What the task requires - Copy the listing below line for line, keeping every character unchanged.

** Begin Materials provided **

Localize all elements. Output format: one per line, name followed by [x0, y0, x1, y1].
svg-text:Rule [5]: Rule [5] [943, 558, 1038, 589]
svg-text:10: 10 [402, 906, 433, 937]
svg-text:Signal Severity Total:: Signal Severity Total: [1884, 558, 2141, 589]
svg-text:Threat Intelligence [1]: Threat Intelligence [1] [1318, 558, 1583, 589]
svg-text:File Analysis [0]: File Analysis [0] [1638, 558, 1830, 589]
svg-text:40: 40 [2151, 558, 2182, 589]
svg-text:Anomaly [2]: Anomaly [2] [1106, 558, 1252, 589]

** End Materials provided **

Output of the task -
Localize all elements. Output format: one per line, name followed by [x0, y0, x1, y1].
svg-text:Rule [5]: Rule [5] [943, 558, 1038, 589]
svg-text:10: 10 [402, 906, 433, 937]
svg-text:Signal Severity Total:: Signal Severity Total: [1884, 558, 2141, 589]
svg-text:Threat Intelligence [1]: Threat Intelligence [1] [1318, 558, 1583, 589]
svg-text:File Analysis [0]: File Analysis [0] [1638, 558, 1830, 589]
svg-text:40: 40 [2151, 558, 2182, 589]
svg-text:Anomaly [2]: Anomaly [2] [1106, 558, 1252, 589]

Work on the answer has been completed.